[原文选段]
----
【POJ】3189 Steady Cow Assignment 二分最大流

传送门：【POJ】3189 Steady Cow Assignment

题目分析：同学说自己写的超时。。。让我看看，然后我敲了一个就过了。。。Orz。。。这逗比一定是敲搓了。。

具体思路是二分区间长度，然后枚举这个区间长度覆盖的区间范围，找到一个就可以退出了，满足要求的条件是：流量等于牛的数量。

赤裸裸的二分最大流。。。

没啥trick啊。。。

代码如下：

#include <cstdio>
#include <cstring>
#include <algorithm>
using namespace std ;

#define REP( i , a , b ) for ( int i = a ; i < b ; ++ i )
#define FOR( i , a , b ) for ( int i = a ; i <= b ; ++ i )
#define REV( i , a , b ) for ( int i = a - 1 ; i >= b ; -- i )
#define FOV( i , a , b ) for ( int i = a ; i >= b ; -- i )
#define CLR( a , x ) memset ( a , x , sizeof a )
#define CPY( a , x ) memcpy ( a , x , sizeof a )
----
[任务要求]
1 – 列出这篇题解的代码中用 #define 定义的全部宏名。
2 – 照原样抄写这篇题解中介于“赤裸裸的二分最大流。。。”与“i = a ; i < b ; ++ i )”之间的文字，首尾两处都包括在内。

[给定资料]
----
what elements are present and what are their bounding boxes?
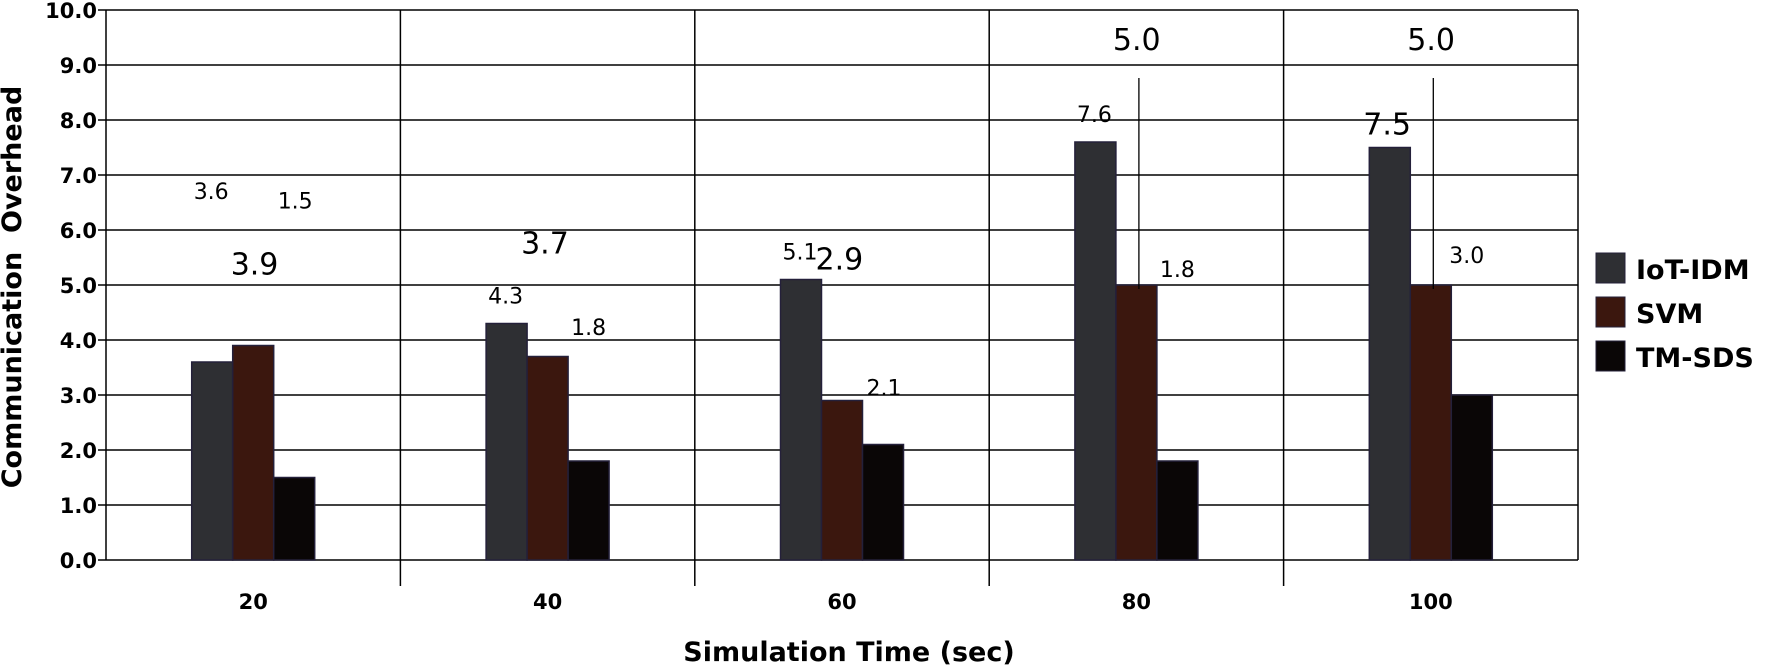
----
[逐题答案]
1 – REP、FOR、REV、FOV、CLR、CPY

2 –
赤裸裸的二分最大流。。。

没啥trick啊。。。

代码如下：

#include <cstdio>
#include <cstring>
#include <algorithm>
using namespace std ;

#define REP( i , a , b ) for ( int i = a ; i < b ; ++ i )